■ Problem requirements ■
Search the data below for "Cheeeeeese"; list each line that holds it.

#### Dataset records ####

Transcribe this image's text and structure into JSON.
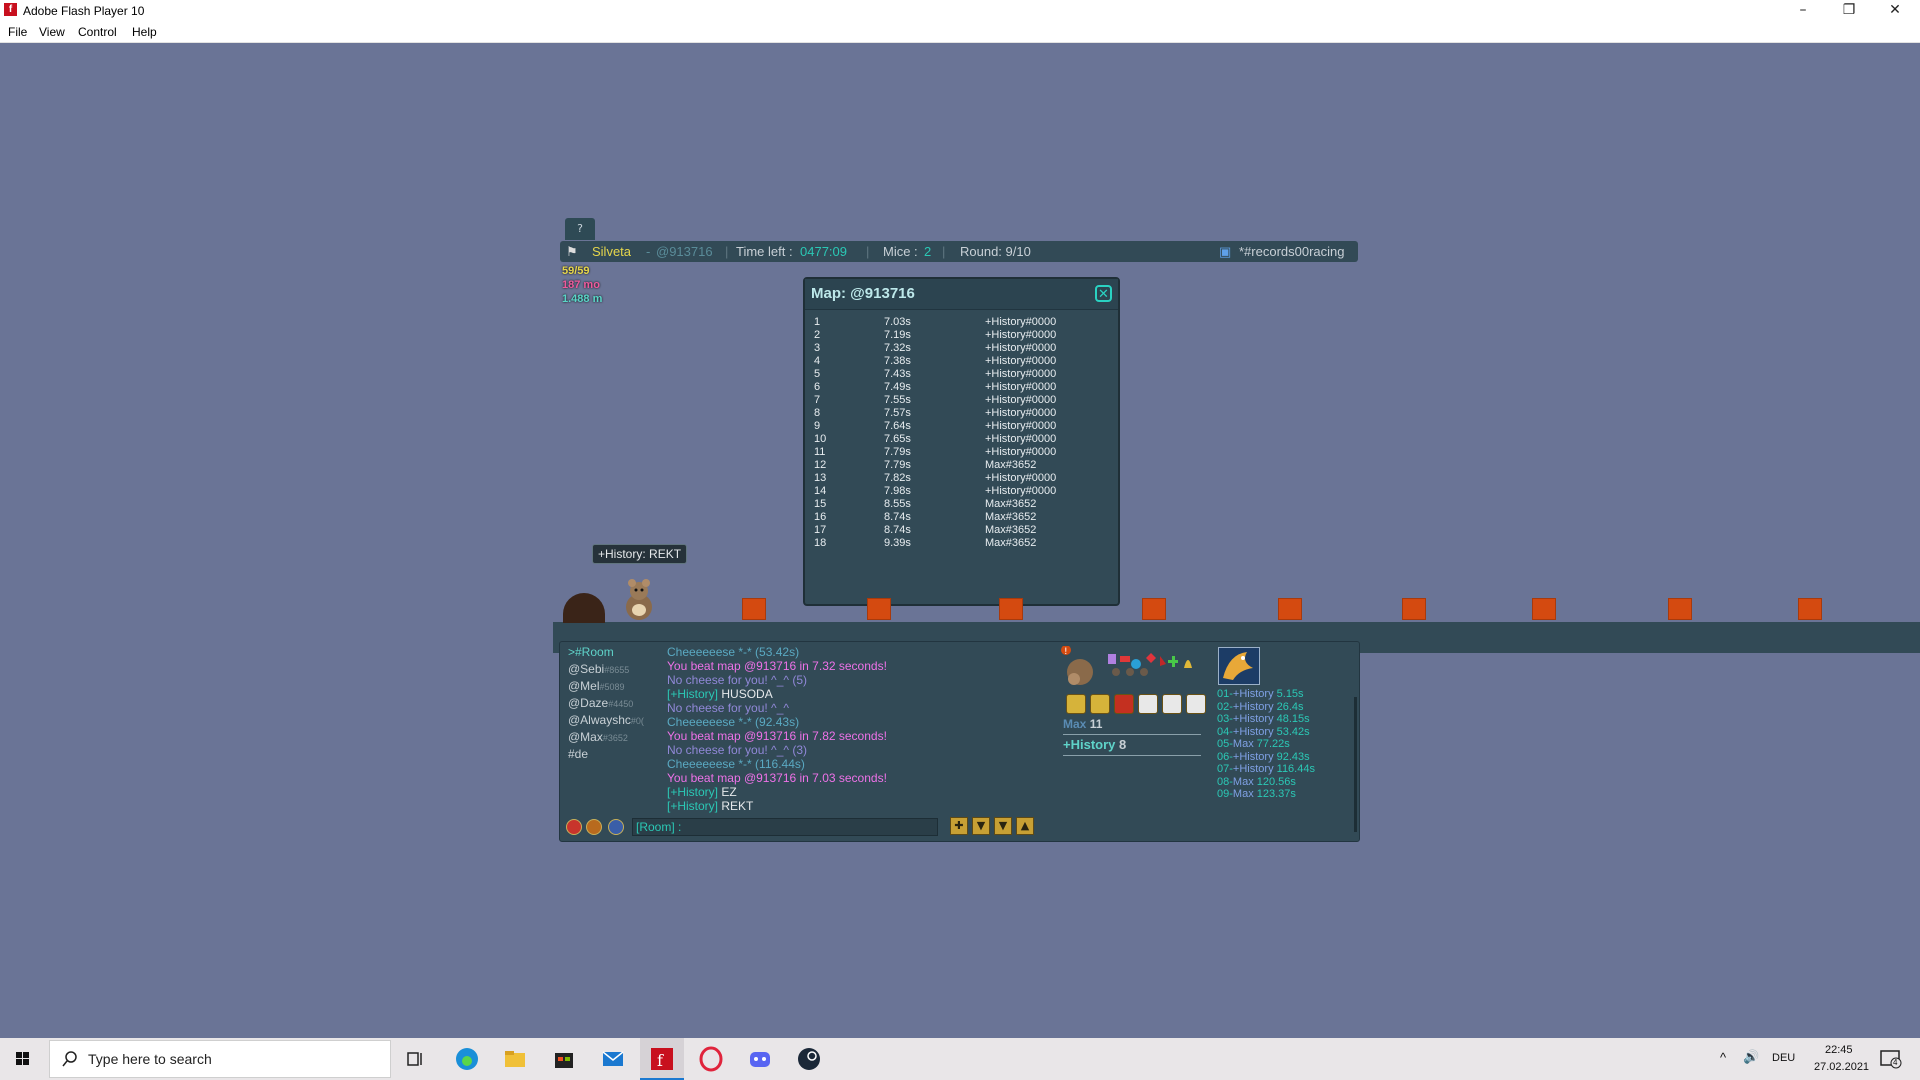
{
  "window": {
    "title": "Adobe Flash Player 10",
    "menu": [
      "File",
      "View",
      "Control",
      "Help"
    ]
  },
  "hud": {
    "help_label": "?",
    "player": "Silveta",
    "map_code": "@913716",
    "time_label": "Time left :",
    "time_value": "0477:09",
    "mice_label": "Mice :",
    "mice_value": "2",
    "round": "Round: 9/10",
    "room": "*#records00racing",
    "stats": [
      "59/59",
      "187 mo",
      "1.488 m"
    ]
  },
  "map_window": {
    "title": "Map: @913716",
    "records": [
      {
        "rank": "1",
        "time": "7.03s",
        "name": "+History#0000"
      },
      {
        "rank": "2",
        "time": "7.19s",
        "name": "+History#0000"
      },
      {
        "rank": "3",
        "time": "7.32s",
        "name": "+History#0000"
      },
      {
        "rank": "4",
        "time": "7.38s",
        "name": "+History#0000"
      },
      {
        "rank": "5",
        "time": "7.43s",
        "name": "+History#0000"
      },
      {
        "rank": "6",
        "time": "7.49s",
        "name": "+History#0000"
      },
      {
        "rank": "7",
        "time": "7.55s",
        "name": "+History#0000"
      },
      {
        "rank": "8",
        "time": "7.57s",
        "name": "+History#0000"
      },
      {
        "rank": "9",
        "time": "7.64s",
        "name": "+History#0000"
      },
      {
        "rank": "10",
        "time": "7.65s",
        "name": "+History#0000"
      },
      {
        "rank": "11",
        "time": "7.79s",
        "name": "+History#0000"
      },
      {
        "rank": "12",
        "time": "7.79s",
        "name": "Max#3652"
      },
      {
        "rank": "13",
        "time": "7.82s",
        "name": "+History#0000"
      },
      {
        "rank": "14",
        "time": "7.98s",
        "name": "+History#0000"
      },
      {
        "rank": "15",
        "time": "8.55s",
        "name": "Max#3652"
      },
      {
        "rank": "16",
        "time": "8.74s",
        "name": "Max#3652"
      },
      {
        "rank": "17",
        "time": "8.74s",
        "name": "Max#3652"
      },
      {
        "rank": "18",
        "time": "9.39s",
        "name": "Max#3652"
      }
    ]
  },
  "tooltip": {
    "name": "+History:",
    "text": "REKT"
  },
  "channels": [
    {
      "name": ">#Room",
      "tag": ""
    },
    {
      "name": "@Sebi",
      "tag": "#8655"
    },
    {
      "name": "@Mel",
      "tag": "#5089"
    },
    {
      "name": "@Daze",
      "tag": "#4450"
    },
    {
      "name": "@Alwayshc",
      "tag": "#0("
    },
    {
      "name": "@Max",
      "tag": "#3652"
    },
    {
      "name": "#de",
      "tag": ""
    }
  ],
  "chat": [
    {
      "type": "cc",
      "text": "Cheeeeeese *-* (53.42s)"
    },
    {
      "type": "bt",
      "text": "You beat map @913716 in 7.32 seconds!"
    },
    {
      "type": "nc",
      "text": "No cheese for you! ^_^ (5)"
    },
    {
      "type": "tr",
      "tag": "[+History]",
      "text": "HUSODA"
    },
    {
      "type": "nc",
      "text": "No cheese for you! ^_^"
    },
    {
      "type": "cc",
      "text": "Cheeeeeese *-* (92.43s)"
    },
    {
      "type": "bt",
      "text": "You beat map @913716 in 7.82 seconds!"
    },
    {
      "type": "nc",
      "text": "No cheese for you! ^_^ (3)"
    },
    {
      "type": "cc",
      "text": "Cheeeeeese *-* (116.44s)"
    },
    {
      "type": "bt",
      "text": "You beat map @913716 in 7.03 seconds!"
    },
    {
      "type": "tr",
      "tag": "[+History]",
      "text": "EZ"
    },
    {
      "type": "tr",
      "tag": "[+History]",
      "text": "REKT"
    }
  ],
  "chat_input": {
    "prefix": "[Room] :",
    "value": ""
  },
  "ranking": [
    {
      "name": "Max",
      "score": "11"
    },
    {
      "name": "+History",
      "score": "8"
    }
  ],
  "scoreboard": [
    {
      "idx": "01",
      "name": "+History",
      "time": "5.15s"
    },
    {
      "idx": "02",
      "name": "+History",
      "time": "26.4s"
    },
    {
      "idx": "03",
      "name": "+History",
      "time": "48.15s"
    },
    {
      "idx": "04",
      "name": "+History",
      "time": "53.42s"
    },
    {
      "idx": "05",
      "name": "Max",
      "time": "77.22s"
    },
    {
      "idx": "06",
      "name": "+History",
      "time": "92.43s"
    },
    {
      "idx": "07",
      "name": "+History",
      "time": "116.44s"
    },
    {
      "idx": "08",
      "name": "Max",
      "time": "120.56s"
    },
    {
      "idx": "09",
      "name": "Max",
      "time": "123.37s"
    }
  ],
  "taskbar": {
    "search_placeholder": "Type here to search",
    "language": "DEU",
    "time": "22:45",
    "date": "27.02.2021",
    "notifications": "4"
  },
  "colors": {
    "background": "#6a7496",
    "panel": "#324a56",
    "accent": "#2bc8b5",
    "block": "#d44a10"
  }
}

####

■ Solution to the exercise ■
      "text": "Cheeeeeese *-* (53.42s)"
      "text": "Cheeeeeese *-* (92.43s)"
      "text": "Cheeeeeese *-* (116.44s)"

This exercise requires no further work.